> _Written request_
Give only the number of lines in the data that contain the word "estimate".

> _Information given_
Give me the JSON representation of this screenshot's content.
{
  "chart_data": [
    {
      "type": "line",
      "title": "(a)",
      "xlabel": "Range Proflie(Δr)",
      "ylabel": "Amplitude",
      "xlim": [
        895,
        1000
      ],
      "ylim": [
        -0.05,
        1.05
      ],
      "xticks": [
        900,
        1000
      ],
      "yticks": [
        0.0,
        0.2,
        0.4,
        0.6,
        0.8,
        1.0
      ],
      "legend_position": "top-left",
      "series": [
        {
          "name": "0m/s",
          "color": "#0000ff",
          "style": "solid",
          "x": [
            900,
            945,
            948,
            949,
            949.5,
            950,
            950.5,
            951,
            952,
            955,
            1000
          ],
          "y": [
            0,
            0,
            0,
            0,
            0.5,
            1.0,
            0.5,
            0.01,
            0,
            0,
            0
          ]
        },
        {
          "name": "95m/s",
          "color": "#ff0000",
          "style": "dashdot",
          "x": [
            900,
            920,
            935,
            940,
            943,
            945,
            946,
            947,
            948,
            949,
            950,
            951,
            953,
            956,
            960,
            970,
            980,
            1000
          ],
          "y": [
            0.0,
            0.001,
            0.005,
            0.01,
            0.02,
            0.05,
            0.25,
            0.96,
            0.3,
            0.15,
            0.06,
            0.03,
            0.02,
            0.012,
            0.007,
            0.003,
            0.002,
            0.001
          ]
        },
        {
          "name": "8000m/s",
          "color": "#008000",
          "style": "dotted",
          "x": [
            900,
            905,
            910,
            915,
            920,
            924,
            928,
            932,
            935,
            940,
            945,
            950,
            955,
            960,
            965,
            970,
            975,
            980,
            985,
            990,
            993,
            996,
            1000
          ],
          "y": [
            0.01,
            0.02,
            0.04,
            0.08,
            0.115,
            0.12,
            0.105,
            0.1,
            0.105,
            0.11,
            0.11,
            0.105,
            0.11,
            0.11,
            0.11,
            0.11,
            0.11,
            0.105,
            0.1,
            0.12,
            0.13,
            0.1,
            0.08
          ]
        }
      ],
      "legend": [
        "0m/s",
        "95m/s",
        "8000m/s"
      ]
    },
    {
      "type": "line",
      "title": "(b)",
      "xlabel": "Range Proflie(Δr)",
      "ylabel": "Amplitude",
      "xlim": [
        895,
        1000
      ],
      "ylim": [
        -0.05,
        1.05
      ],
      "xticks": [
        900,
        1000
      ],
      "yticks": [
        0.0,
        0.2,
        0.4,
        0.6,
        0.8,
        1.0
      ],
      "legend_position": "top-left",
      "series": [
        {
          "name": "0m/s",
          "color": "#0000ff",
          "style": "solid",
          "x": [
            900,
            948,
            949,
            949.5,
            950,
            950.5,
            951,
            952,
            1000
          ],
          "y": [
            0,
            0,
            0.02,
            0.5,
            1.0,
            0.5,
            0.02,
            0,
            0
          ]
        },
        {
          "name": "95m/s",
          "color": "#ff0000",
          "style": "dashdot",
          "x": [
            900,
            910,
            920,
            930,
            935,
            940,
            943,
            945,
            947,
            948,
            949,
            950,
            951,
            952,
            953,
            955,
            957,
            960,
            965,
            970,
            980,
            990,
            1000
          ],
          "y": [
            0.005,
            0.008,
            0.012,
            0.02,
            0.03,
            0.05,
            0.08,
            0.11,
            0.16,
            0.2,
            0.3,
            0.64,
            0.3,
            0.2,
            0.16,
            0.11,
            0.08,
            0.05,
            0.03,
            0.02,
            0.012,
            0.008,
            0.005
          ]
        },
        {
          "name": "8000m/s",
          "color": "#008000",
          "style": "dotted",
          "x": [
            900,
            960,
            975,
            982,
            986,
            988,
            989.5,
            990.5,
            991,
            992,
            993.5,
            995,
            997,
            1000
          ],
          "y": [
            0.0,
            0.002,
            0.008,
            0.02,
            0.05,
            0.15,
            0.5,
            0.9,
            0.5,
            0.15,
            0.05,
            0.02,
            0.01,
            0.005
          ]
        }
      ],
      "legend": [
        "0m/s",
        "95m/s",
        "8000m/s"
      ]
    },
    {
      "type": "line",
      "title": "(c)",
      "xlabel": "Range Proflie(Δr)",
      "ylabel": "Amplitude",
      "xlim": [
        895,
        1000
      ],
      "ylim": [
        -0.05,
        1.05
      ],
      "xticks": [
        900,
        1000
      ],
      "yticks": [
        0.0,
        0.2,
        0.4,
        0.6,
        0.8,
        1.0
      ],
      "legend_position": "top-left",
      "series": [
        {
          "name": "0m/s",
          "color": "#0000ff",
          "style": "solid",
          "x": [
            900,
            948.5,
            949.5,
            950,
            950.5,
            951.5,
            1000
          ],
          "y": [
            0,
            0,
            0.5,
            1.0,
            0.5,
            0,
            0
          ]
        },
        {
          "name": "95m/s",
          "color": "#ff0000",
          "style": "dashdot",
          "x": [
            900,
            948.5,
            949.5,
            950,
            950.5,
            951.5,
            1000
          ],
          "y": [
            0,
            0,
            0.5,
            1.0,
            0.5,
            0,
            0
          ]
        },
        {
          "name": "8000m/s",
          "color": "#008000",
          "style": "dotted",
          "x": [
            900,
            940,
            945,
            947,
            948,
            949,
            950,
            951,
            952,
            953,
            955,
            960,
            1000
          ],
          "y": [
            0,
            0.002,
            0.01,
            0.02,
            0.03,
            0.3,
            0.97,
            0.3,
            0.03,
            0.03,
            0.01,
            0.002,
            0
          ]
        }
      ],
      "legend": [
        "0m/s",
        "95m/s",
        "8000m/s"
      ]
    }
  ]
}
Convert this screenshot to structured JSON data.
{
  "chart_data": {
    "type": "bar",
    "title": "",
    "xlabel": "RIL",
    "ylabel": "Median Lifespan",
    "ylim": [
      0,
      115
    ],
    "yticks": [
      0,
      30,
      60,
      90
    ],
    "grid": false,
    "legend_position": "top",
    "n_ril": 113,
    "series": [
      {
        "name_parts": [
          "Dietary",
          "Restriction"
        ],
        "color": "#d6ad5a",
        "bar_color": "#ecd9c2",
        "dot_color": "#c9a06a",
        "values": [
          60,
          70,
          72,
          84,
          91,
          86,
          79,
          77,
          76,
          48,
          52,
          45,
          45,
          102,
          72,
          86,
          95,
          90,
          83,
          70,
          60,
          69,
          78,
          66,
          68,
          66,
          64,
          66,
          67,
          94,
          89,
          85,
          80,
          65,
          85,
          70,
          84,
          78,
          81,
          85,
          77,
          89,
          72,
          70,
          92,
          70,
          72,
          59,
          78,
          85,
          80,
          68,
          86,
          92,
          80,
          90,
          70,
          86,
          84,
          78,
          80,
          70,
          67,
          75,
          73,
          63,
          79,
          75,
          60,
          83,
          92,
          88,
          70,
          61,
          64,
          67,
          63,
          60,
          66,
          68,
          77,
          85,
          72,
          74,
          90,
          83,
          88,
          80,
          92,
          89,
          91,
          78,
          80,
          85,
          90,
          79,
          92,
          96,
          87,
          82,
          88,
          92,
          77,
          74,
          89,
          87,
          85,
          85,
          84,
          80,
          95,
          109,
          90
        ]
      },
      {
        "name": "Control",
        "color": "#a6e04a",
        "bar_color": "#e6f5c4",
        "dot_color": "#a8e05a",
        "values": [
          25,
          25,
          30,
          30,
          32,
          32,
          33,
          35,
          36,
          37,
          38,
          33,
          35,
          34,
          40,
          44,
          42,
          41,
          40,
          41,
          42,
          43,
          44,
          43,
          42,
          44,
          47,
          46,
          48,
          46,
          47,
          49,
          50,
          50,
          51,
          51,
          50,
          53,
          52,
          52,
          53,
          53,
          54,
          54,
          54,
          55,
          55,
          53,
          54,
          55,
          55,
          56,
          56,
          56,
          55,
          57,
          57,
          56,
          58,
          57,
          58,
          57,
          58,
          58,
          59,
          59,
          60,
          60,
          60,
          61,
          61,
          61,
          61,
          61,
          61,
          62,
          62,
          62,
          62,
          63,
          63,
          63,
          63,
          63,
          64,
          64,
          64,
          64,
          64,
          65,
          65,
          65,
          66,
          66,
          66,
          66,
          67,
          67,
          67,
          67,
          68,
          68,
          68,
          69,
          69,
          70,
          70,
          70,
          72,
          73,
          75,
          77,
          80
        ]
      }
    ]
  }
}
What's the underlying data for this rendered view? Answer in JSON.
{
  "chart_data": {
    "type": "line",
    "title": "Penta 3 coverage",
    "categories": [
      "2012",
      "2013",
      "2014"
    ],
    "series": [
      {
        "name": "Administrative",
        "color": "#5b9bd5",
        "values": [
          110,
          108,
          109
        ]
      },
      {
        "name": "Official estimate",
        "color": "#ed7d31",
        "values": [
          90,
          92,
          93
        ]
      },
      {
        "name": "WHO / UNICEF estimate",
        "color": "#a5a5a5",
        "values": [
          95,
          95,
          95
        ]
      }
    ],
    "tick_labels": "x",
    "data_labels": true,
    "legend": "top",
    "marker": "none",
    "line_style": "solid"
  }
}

> _Correct answer_
2